— GIVEN TASK —
Write out every entry precisely as given, leaving the pictures out.

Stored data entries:
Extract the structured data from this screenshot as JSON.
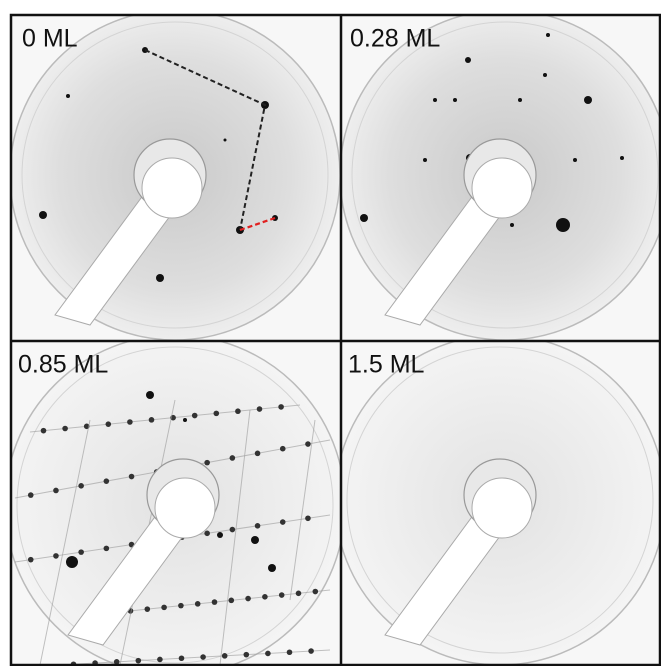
{
  "panels": [
    {
      "label": "0 ML"
    },
    {
      "label": "0.28 ML"
    },
    {
      "label": "0.85 ML"
    },
    {
      "label": "1.5 ML"
    }
  ]
}
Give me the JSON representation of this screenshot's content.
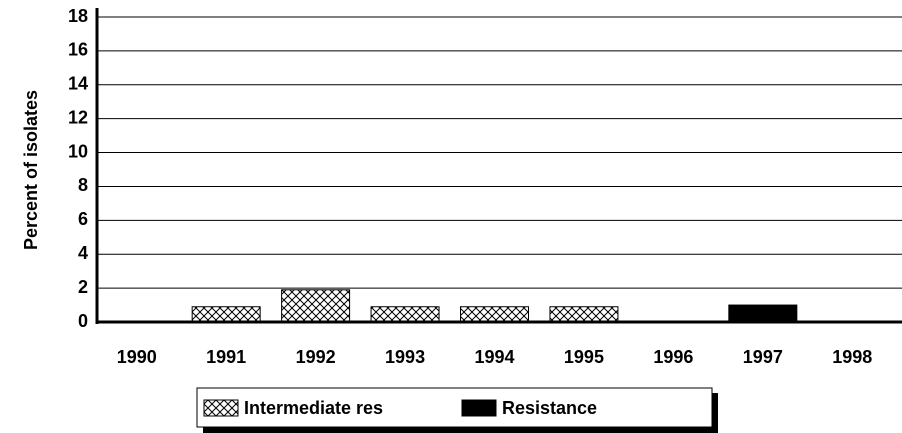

— FINISHED TASK —
Extract the structured data from this screenshot as JSON.
{
  "panels": [
    {
      "label": "0 ML"
    },
    {
      "label": "0.28 ML"
    },
    {
      "label": "0.85 ML"
    },
    {
      "label": "1.5 ML"
    }
  ]
}
Give me the JSON representation of this screenshot's content.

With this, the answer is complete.